_Items listed in a dataset_
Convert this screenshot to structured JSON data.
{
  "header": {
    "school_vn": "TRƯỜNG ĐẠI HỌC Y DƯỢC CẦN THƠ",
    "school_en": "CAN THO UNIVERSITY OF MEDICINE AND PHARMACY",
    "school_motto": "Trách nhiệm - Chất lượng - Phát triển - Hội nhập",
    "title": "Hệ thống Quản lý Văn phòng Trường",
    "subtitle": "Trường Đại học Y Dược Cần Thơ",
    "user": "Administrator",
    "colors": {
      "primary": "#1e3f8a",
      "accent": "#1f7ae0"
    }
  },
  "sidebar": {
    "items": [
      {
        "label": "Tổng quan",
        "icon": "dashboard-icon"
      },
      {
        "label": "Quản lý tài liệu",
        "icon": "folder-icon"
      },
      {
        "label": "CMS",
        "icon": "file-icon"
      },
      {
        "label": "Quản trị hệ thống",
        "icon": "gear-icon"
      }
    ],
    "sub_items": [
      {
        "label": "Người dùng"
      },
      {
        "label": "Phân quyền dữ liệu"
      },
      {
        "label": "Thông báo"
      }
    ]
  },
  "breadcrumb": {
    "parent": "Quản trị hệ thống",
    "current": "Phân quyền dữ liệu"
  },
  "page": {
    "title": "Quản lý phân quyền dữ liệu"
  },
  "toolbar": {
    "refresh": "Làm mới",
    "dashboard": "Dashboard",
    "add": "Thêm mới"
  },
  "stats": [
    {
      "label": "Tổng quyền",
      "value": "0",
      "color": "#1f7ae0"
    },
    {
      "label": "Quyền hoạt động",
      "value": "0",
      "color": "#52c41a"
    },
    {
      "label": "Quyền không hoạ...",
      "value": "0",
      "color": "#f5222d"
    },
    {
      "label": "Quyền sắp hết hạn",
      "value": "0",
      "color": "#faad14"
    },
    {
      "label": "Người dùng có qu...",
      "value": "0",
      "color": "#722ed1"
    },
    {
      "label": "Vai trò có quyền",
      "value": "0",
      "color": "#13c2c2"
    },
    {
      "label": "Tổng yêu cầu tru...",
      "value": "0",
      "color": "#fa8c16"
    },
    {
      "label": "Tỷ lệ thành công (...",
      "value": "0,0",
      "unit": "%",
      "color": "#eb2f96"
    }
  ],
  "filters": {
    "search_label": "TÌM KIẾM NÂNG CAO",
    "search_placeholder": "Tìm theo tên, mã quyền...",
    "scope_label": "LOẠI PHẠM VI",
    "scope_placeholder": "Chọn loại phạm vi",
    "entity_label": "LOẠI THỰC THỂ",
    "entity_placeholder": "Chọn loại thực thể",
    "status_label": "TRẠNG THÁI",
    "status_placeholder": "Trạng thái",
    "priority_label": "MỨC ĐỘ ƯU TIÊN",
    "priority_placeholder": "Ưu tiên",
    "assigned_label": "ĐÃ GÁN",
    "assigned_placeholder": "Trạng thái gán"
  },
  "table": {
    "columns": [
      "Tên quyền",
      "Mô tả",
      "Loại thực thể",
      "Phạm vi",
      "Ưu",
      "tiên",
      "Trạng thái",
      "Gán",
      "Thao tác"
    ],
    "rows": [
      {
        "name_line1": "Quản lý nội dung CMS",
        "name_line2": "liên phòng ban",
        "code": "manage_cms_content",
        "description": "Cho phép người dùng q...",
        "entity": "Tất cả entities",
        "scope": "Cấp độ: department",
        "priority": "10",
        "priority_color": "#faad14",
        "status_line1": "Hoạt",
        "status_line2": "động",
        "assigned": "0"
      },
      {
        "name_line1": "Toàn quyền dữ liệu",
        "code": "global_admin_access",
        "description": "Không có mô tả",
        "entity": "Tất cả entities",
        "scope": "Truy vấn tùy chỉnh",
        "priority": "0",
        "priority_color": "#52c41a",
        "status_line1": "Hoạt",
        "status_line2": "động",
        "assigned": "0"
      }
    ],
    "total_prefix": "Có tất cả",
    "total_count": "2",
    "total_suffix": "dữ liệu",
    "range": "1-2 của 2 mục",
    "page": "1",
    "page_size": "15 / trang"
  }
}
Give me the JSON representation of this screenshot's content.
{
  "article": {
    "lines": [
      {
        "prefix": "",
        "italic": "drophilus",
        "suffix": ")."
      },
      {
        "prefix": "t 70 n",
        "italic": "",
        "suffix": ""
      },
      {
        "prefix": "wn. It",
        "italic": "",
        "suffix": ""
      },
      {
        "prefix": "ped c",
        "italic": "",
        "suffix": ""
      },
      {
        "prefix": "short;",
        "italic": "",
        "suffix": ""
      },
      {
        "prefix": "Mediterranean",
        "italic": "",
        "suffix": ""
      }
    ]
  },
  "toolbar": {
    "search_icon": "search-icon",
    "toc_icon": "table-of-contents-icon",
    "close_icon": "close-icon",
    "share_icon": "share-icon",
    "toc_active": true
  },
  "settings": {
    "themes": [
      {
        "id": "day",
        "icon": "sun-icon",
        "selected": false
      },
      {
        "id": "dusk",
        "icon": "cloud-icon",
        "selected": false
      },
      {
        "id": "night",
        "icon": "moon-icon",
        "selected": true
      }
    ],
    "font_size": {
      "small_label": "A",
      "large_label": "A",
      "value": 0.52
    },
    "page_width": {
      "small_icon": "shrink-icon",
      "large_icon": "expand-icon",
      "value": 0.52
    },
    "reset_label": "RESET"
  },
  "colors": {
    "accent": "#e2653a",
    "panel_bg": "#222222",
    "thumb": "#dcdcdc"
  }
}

_WRITTEN REQUEST_
Print the material above once more, exactly.

_RESPONSE TO THIS TASK_
Convert this screenshot to structured JSON data.
{
  "header": {
    "school_vn": "TRƯỜNG ĐẠI HỌC Y DƯỢC CẦN THƠ",
    "school_en": "CAN THO UNIVERSITY OF MEDICINE AND PHARMACY",
    "school_motto": "Trách nhiệm - Chất lượng - Phát triển - Hội nhập",
    "title": "Hệ thống Quản lý Văn phòng Trường",
    "subtitle": "Trường Đại học Y Dược Cần Thơ",
    "user": "Administrator",
    "colors": {
      "primary": "#1e3f8a",
      "accent": "#1f7ae0"
    }
  },
  "sidebar": {
    "items": [
      {
        "label": "Tổng quan",
        "icon": "dashboard-icon"
      },
      {
        "label": "Quản lý tài liệu",
        "icon": "folder-icon"
      },
      {
        "label": "CMS",
        "icon": "file-icon"
      },
      {
        "label": "Quản trị hệ thống",
        "icon": "gear-icon"
      }
    ],
    "sub_items": [
      {
        "label": "Người dùng"
      },
      {
        "label": "Phân quyền dữ liệu"
      },
      {
        "label": "Thông báo"
      }
    ]
  },
  "breadcrumb": {
    "parent": "Quản trị hệ thống",
    "current": "Phân quyền dữ liệu"
  },
  "page": {
    "title": "Quản lý phân quyền dữ liệu"
  },
  "toolbar": {
    "refresh": "Làm mới",
    "dashboard": "Dashboard",
    "add": "Thêm mới"
  },
  "stats": [
    {
      "label": "Tổng quyền",
      "value": "0",
      "color": "#1f7ae0"
    },
    {
      "label": "Quyền hoạt động",
      "value": "0",
      "color": "#52c41a"
    },
    {
      "label": "Quyền không hoạ...",
      "value": "0",
      "color": "#f5222d"
    },
    {
      "label": "Quyền sắp hết hạn",
      "value": "0",
      "color": "#faad14"
    },
    {
      "label": "Người dùng có qu...",
      "value": "0",
      "color": "#722ed1"
    },
    {
      "label": "Vai trò có quyền",
      "value": "0",
      "color": "#13c2c2"
    },
    {
      "label": "Tổng yêu cầu tru...",
      "value": "0",
      "color": "#fa8c16"
    },
    {
      "label": "Tỷ lệ thành công (...",
      "value": "0,0",
      "unit": "%",
      "color": "#eb2f96"
    }
  ],
  "filters": {
    "search_label": "TÌM KIẾM NÂNG CAO",
    "search_placeholder": "Tìm theo tên, mã quyền...",
    "scope_label": "LOẠI PHẠM VI",
    "scope_placeholder": "Chọn loại phạm vi",
    "entity_label": "LOẠI THỰC THỂ",
    "entity_placeholder": "Chọn loại thực thể",
    "status_label": "TRẠNG THÁI",
    "status_placeholder": "Trạng thái",
    "priority_label": "MỨC ĐỘ ƯU TIÊN",
    "priority_placeholder": "Ưu tiên",
    "assigned_label": "ĐÃ GÁN",
    "assigned_placeholder": "Trạng thái gán"
  },
  "table": {
    "columns": [
      "Tên quyền",
      "Mô tả",
      "Loại thực thể",
      "Phạm vi",
      "Ưu",
      "tiên",
      "Trạng thái",
      "Gán",
      "Thao tác"
    ],
    "rows": [
      {
        "name_line1": "Quản lý nội dung CMS",
        "name_line2": "liên phòng ban",
        "code": "manage_cms_content",
        "description": "Cho phép người dùng q...",
        "entity": "Tất cả entities",
        "scope": "Cấp độ: department",
        "priority": "10",
        "priority_color": "#faad14",
        "status_line1": "Hoạt",
        "status_line2": "động",
        "assigned": "0"
      },
      {
        "name_line1": "Toàn quyền dữ liệu",
        "code": "global_admin_access",
        "description": "Không có mô tả",
        "entity": "Tất cả entities",
        "scope": "Truy vấn tùy chỉnh",
        "priority": "0",
        "priority_color": "#52c41a",
        "status_line1": "Hoạt",
        "status_line2": "động",
        "assigned": "0"
      }
    ],
    "total_prefix": "Có tất cả",
    "total_count": "2",
    "total_suffix": "dữ liệu",
    "range": "1-2 của 2 mục",
    "page": "1",
    "page_size": "15 / trang"
  }
}
Give me the JSON representation of this screenshot's content.
{
  "article": {
    "lines": [
      {
        "prefix": "",
        "italic": "drophilus",
        "suffix": ")."
      },
      {
        "prefix": "t 70 n",
        "italic": "",
        "suffix": ""
      },
      {
        "prefix": "wn. It",
        "italic": "",
        "suffix": ""
      },
      {
        "prefix": "ped c",
        "italic": "",
        "suffix": ""
      },
      {
        "prefix": "short;",
        "italic": "",
        "suffix": ""
      },
      {
        "prefix": "Mediterranean",
        "italic": "",
        "suffix": ""
      }
    ]
  },
  "toolbar": {
    "search_icon": "search-icon",
    "toc_icon": "table-of-contents-icon",
    "close_icon": "close-icon",
    "share_icon": "share-icon",
    "toc_active": true
  },
  "settings": {
    "themes": [
      {
        "id": "day",
        "icon": "sun-icon",
        "selected": false
      },
      {
        "id": "dusk",
        "icon": "cloud-icon",
        "selected": false
      },
      {
        "id": "night",
        "icon": "moon-icon",
        "selected": true
      }
    ],
    "font_size": {
      "small_label": "A",
      "large_label": "A",
      "value": 0.52
    },
    "page_width": {
      "small_icon": "shrink-icon",
      "large_icon": "expand-icon",
      "value": 0.52
    },
    "reset_label": "RESET"
  },
  "colors": {
    "accent": "#e2653a",
    "panel_bg": "#222222",
    "thumb": "#dcdcdc"
  }
}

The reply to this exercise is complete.